* **Given request**
Provide only the number of lines in the data below that contain the word "luminous".

* **Supplied entries**
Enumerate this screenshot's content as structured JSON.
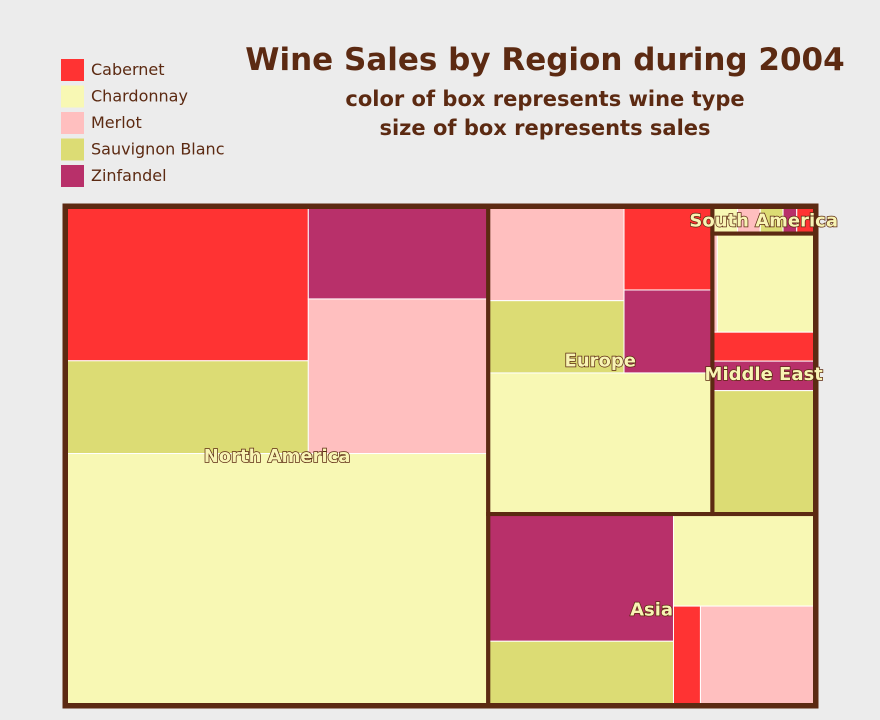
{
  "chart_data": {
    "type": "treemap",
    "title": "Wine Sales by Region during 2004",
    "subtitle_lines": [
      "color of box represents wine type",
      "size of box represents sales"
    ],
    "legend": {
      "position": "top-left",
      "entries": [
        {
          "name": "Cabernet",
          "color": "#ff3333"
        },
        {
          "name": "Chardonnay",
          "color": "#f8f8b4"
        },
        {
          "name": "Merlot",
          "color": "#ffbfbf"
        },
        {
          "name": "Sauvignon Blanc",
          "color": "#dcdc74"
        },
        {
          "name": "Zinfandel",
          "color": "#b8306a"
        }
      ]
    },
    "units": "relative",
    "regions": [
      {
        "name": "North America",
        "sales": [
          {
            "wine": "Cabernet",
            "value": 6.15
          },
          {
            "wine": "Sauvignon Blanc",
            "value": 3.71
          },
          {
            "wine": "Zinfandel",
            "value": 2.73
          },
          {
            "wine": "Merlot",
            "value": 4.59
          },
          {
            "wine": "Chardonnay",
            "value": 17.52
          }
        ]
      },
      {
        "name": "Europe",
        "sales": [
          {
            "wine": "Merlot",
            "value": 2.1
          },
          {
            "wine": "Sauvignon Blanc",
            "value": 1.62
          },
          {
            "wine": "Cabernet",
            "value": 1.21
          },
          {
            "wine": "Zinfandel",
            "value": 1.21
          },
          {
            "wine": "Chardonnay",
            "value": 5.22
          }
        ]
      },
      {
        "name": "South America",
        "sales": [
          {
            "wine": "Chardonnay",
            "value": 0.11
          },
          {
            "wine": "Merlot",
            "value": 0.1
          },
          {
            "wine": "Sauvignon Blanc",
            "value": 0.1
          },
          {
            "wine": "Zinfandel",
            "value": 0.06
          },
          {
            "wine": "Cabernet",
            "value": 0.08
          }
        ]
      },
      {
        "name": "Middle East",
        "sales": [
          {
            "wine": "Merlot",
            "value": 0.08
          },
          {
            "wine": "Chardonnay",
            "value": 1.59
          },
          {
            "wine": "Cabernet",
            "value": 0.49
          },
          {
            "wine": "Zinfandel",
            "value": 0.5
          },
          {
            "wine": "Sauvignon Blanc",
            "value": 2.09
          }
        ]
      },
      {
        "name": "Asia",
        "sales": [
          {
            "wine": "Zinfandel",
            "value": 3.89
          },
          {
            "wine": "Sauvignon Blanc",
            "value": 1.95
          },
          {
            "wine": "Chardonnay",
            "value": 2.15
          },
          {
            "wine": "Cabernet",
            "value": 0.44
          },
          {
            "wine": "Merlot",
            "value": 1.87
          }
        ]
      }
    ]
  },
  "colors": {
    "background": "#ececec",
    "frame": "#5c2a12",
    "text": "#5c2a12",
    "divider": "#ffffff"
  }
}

--

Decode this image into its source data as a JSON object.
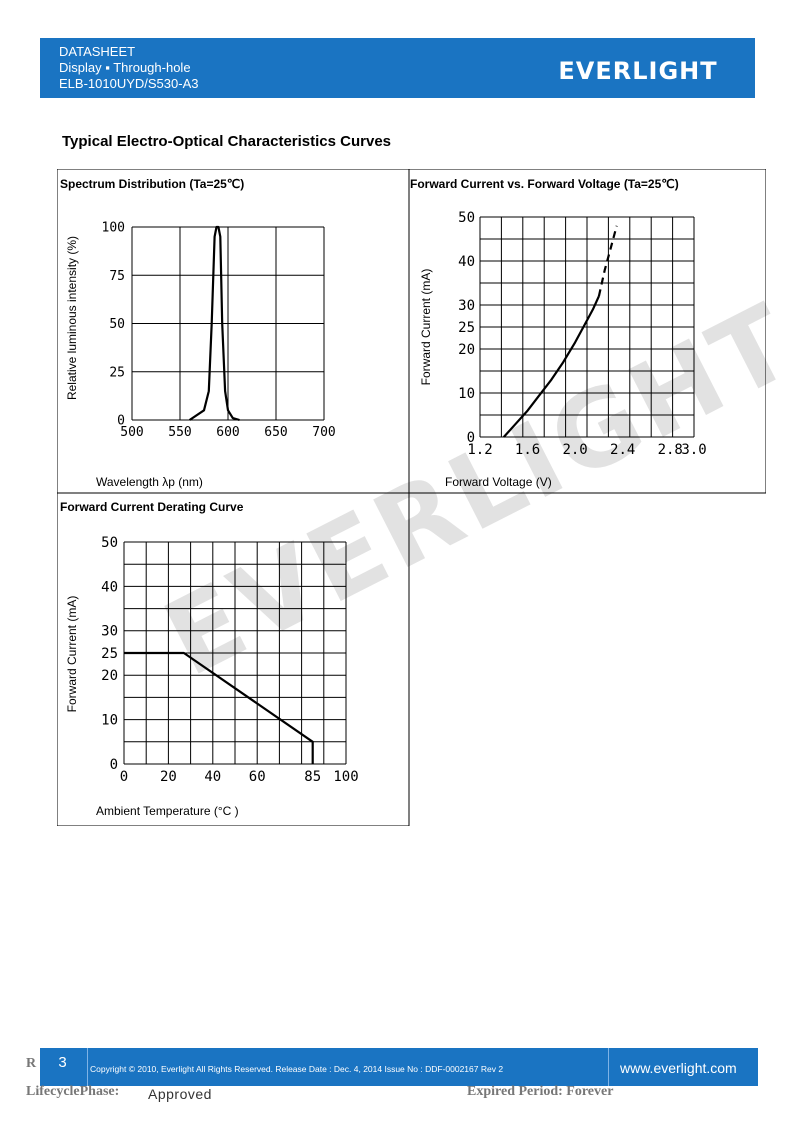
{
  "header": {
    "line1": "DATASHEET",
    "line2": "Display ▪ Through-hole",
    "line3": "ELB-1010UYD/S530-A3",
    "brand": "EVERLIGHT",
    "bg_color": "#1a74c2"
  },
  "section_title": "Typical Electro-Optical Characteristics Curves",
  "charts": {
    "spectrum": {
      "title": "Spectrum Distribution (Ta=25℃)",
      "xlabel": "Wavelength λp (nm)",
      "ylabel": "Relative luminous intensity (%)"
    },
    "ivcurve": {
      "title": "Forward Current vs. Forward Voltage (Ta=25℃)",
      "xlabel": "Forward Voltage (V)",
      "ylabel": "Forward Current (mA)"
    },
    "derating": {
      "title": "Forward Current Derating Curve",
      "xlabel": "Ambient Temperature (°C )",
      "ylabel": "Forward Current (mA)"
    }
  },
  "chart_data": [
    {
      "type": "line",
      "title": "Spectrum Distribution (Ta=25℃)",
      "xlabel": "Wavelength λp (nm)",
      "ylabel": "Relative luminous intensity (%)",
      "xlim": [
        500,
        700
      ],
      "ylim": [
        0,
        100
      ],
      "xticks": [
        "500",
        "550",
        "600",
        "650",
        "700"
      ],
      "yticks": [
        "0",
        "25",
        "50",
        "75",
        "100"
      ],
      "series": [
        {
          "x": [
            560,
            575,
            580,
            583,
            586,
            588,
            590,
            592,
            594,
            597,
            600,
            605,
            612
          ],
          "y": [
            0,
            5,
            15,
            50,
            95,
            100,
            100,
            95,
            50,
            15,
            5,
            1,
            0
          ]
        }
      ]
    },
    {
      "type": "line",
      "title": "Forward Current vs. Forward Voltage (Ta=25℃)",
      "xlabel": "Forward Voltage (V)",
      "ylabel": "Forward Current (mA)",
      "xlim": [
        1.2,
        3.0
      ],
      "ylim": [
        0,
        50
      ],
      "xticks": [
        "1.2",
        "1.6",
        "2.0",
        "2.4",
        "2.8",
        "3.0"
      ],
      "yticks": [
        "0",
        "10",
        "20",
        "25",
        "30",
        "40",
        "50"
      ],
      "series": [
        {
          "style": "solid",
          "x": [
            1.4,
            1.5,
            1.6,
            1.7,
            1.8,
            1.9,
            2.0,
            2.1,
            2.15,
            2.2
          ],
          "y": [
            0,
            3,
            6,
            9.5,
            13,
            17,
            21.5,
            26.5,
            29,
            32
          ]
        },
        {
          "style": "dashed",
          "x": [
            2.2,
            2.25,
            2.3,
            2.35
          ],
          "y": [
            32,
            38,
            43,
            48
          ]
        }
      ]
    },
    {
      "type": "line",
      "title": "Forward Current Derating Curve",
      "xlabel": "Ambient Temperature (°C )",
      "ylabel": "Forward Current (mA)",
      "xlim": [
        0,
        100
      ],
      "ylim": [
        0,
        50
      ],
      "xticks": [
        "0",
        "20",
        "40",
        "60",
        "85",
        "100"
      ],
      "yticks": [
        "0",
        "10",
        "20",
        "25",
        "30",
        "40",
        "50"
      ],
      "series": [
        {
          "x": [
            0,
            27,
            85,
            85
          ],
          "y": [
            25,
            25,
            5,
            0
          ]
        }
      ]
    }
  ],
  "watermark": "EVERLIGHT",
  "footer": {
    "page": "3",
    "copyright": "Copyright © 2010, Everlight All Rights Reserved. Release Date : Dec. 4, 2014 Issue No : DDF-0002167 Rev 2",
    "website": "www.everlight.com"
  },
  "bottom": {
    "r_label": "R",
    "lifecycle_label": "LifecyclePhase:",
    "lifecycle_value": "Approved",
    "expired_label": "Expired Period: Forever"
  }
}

* **Solution to the exercise**
2